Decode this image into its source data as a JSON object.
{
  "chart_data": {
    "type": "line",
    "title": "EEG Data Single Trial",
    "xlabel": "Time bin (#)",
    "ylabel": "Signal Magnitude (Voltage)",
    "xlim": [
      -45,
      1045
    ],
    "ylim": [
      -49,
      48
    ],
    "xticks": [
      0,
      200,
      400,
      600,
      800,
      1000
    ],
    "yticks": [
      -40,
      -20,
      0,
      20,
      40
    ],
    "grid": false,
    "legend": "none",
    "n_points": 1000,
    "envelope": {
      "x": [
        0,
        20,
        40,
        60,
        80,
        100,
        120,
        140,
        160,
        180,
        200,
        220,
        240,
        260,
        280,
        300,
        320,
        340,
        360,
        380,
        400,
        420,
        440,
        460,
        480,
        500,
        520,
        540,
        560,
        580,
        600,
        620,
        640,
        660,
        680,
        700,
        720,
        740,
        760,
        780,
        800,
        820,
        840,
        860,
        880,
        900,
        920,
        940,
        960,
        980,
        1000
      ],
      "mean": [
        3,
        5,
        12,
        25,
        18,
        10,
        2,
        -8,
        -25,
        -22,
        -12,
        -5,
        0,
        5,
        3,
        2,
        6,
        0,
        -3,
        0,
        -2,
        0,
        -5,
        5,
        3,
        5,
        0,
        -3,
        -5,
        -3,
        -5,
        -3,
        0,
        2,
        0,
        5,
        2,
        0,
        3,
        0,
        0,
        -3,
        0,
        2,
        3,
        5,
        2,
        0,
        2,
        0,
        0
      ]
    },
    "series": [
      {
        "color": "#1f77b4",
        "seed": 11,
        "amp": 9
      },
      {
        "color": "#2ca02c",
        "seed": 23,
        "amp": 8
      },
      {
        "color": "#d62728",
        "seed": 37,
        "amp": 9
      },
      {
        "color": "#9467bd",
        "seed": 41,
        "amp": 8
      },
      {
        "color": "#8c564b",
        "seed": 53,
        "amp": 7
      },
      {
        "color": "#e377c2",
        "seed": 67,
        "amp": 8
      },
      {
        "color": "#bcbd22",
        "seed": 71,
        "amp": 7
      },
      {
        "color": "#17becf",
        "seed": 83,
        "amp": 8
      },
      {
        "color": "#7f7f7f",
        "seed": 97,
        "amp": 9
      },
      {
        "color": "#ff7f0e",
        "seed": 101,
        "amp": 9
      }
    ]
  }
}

▸ **Problem to work on**
What is the number of lines in the data that hold the word "seed"? Reply with that number and nothing else.

▸ **Result for this exercise**
10